=== Task goal ===
Output every line exactly as written. Leave out pictures.
++++++++
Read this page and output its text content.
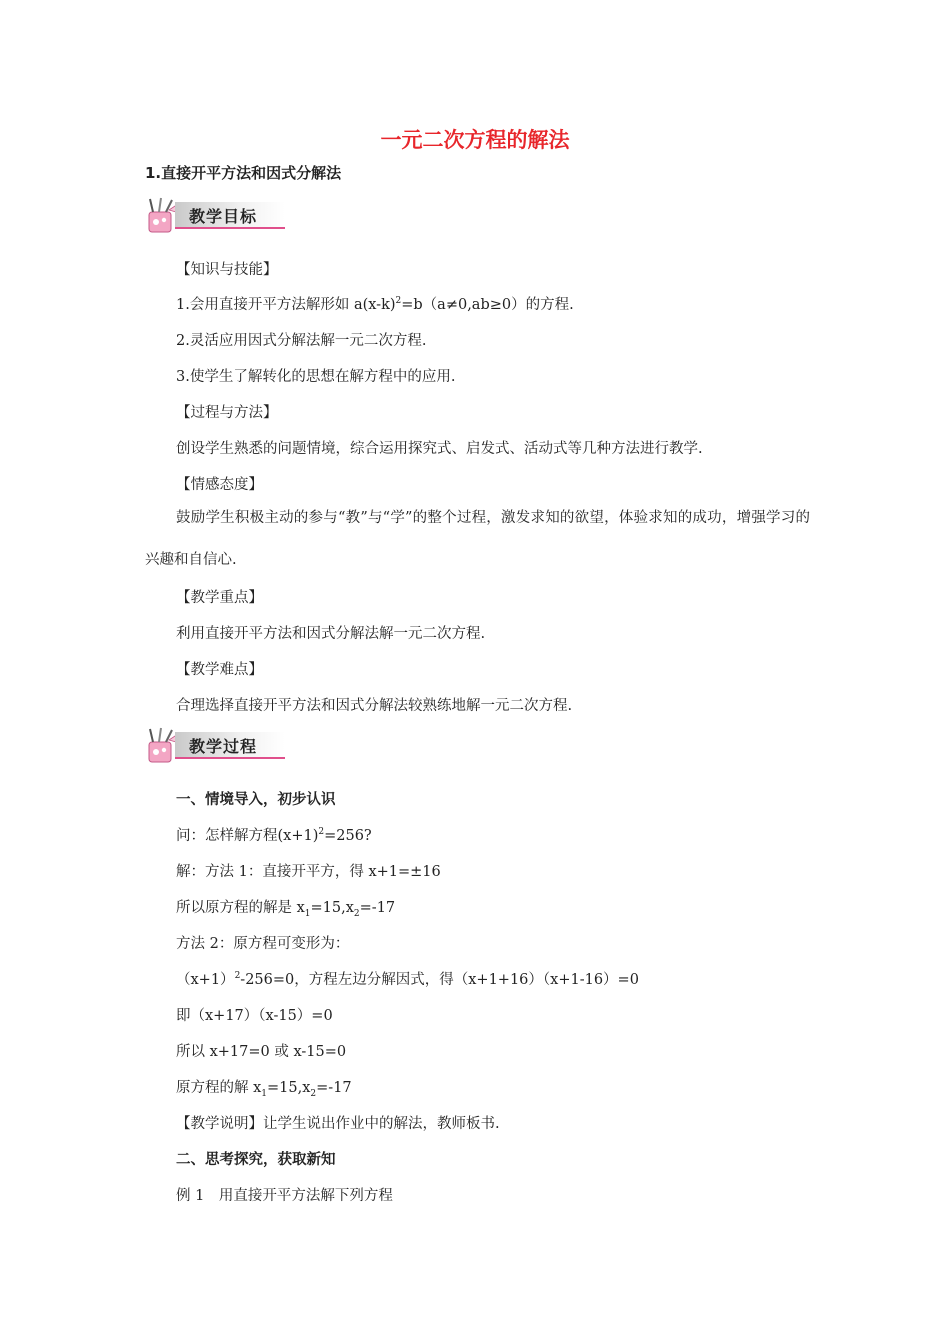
一元二次方程的解法
1.直接开平方法和因式分解法
教学目标
【知识与技能】
1.会用直接开平方法解形如 $a(x-k)^2=b(a\ne 0,ab\ge 0)$的方程.
2.灵活应用因式分解法解一元二次方程.
3.使学生了解转化的思想在解方程中的应用.
【过程与方法】
创设学生熟悉的问题情境，综合运用探究式、启发式、活动式等几种方法进行教学.
【情感态度】
鼓励学生积极主动的参与“教”与“学”的整个过程，激发求知的欲望，体验求知的成功，增强学习的兴趣和自信心.
【教学重点】
利用直接开平方法和因式分解法解一元二次方程.
【教学难点】
合理选择直接开平方法和因式分解法较熟练地解一元二次方程.
教学过程
一、情境导入，初步认识
问：怎样解方程$(x+1)^2=256$?
解：方法 1：直接开平方，得 x+1=±16
所以原方程的解是 $x_1=15,x_2=-17$
方法 2：原方程可变形为：
$(x+1)^2-256=0$，方程左边分解因式，得（x+1+16）（x+1-16）=0
即（x+17）（x-15）=0
所以 x+17=0 或 x-15=0
原方程的解 $x_1=15,x_2=-17$
【教学说明】让学生说出作业中的解法，教师板书.
二、思考探究，获取新知
例 1　用直接开平方法解下列方程
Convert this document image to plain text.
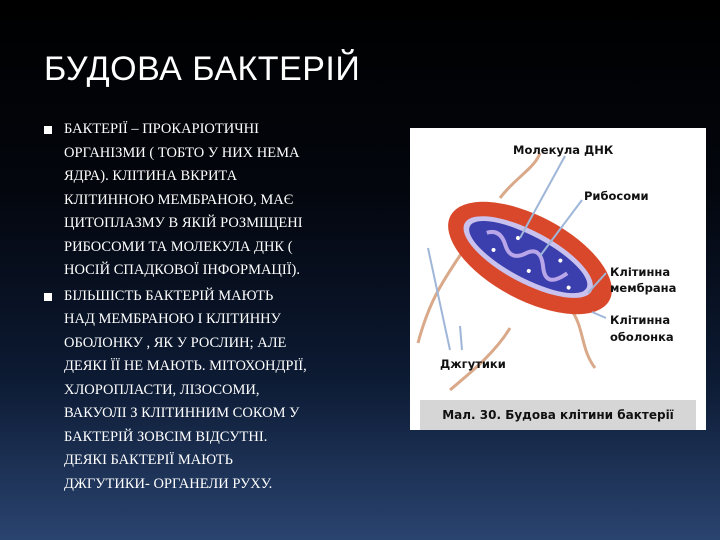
БУДОВА БАКТЕРІЙ
БАКТЕРІЇ – ПРОКАРІОТИЧНІ
ОРГАНІЗМИ ( ТОБТО У НИХ НЕМА
ЯДРА). КЛІТИНА ВКРИТА
КЛІТИННОЮ МЕМБРАНОЮ, МАЄ
ЦИТОПЛАЗМУ В ЯКІЙ РОЗМІЩЕНІ
РИБОСОМИ ТА МОЛЕКУЛА ДНК (
НОСІЙ СПАДКОВОЇ ІНФОРМАЦІЇ).
БІЛЬШІСТЬ БАКТЕРІЙ МАЮТЬ
НАД МЕМБРАНОЮ І КЛІТИННУ
ОБОЛОНКУ , ЯК У РОСЛИН; АЛЕ
ДЕЯКІ ЇЇ НЕ МАЮТЬ. МІТОХОНДРІЇ,
ХЛОРОПЛАСТИ, ЛІЗОСОМИ,
ВАКУОЛІ З КЛІТИННИМ СОКОМ У
БАКТЕРІЙ ЗОВСІМ ВІДСУТНІ.
ДЕЯКІ БАКТЕРІЇ МАЮТЬ
ДЖГУТИКИ- ОРГАНЕЛИ РУХУ.
Молекула ДНК
Рибосоми
Клітинна
мембрана
Клітинна
оболонка
Джгутики
Мал. 30. Будова клітини бактерії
++++++++
=== Written answer ===
Read this page and output its text content.
一元二次方程的解法
1.直接开平方法和因式分解法
教学目标
【知识与技能】
1.会用直接开平方法解形如 $a(x-k)^2=b(a\ne 0,ab\ge 0)$的方程.
2.灵活应用因式分解法解一元二次方程.
3.使学生了解转化的思想在解方程中的应用.
【过程与方法】
创设学生熟悉的问题情境，综合运用探究式、启发式、活动式等几种方法进行教学.
【情感态度】
鼓励学生积极主动的参与“教”与“学”的整个过程，激发求知的欲望，体验求知的成功，增强学习的兴趣和自信心.
【教学重点】
利用直接开平方法和因式分解法解一元二次方程.
【教学难点】
合理选择直接开平方法和因式分解法较熟练地解一元二次方程.
教学过程
一、情境导入，初步认识
问：怎样解方程$(x+1)^2=256$?
解：方法 1：直接开平方，得 x+1=±16
所以原方程的解是 $x_1=15,x_2=-17$
方法 2：原方程可变形为：
$(x+1)^2-256=0$，方程左边分解因式，得（x+1+16）（x+1-16）=0
即（x+17）（x-15）=0
所以 x+17=0 或 x-15=0
原方程的解 $x_1=15,x_2=-17$
【教学说明】让学生说出作业中的解法，教师板书.
二、思考探究，获取新知
例 1　用直接开平方法解下列方程
Convert this document image to plain text.
БУДОВА БАКТЕРІЙ
БАКТЕРІЇ – ПРОКАРІОТИЧНІ
ОРГАНІЗМИ ( ТОБТО У НИХ НЕМА
ЯДРА). КЛІТИНА ВКРИТА
КЛІТИННОЮ МЕМБРАНОЮ, МАЄ
ЦИТОПЛАЗМУ В ЯКІЙ РОЗМІЩЕНІ
РИБОСОМИ ТА МОЛЕКУЛА ДНК (
НОСІЙ СПАДКОВОЇ ІНФОРМАЦІЇ).
БІЛЬШІСТЬ БАКТЕРІЙ МАЮТЬ
НАД МЕМБРАНОЮ І КЛІТИННУ
ОБОЛОНКУ , ЯК У РОСЛИН; АЛЕ
ДЕЯКІ ЇЇ НЕ МАЮТЬ. МІТОХОНДРІЇ,
ХЛОРОПЛАСТИ, ЛІЗОСОМИ,
ВАКУОЛІ З КЛІТИННИМ СОКОМ У
БАКТЕРІЙ ЗОВСІМ ВІДСУТНІ.
ДЕЯКІ БАКТЕРІЇ МАЮТЬ
ДЖГУТИКИ- ОРГАНЕЛИ РУХУ.
Молекула ДНК
Рибосоми
Клітинна
мембрана
Клітинна
оболонка
Джгутики
Мал. 30. Будова клітини бактерії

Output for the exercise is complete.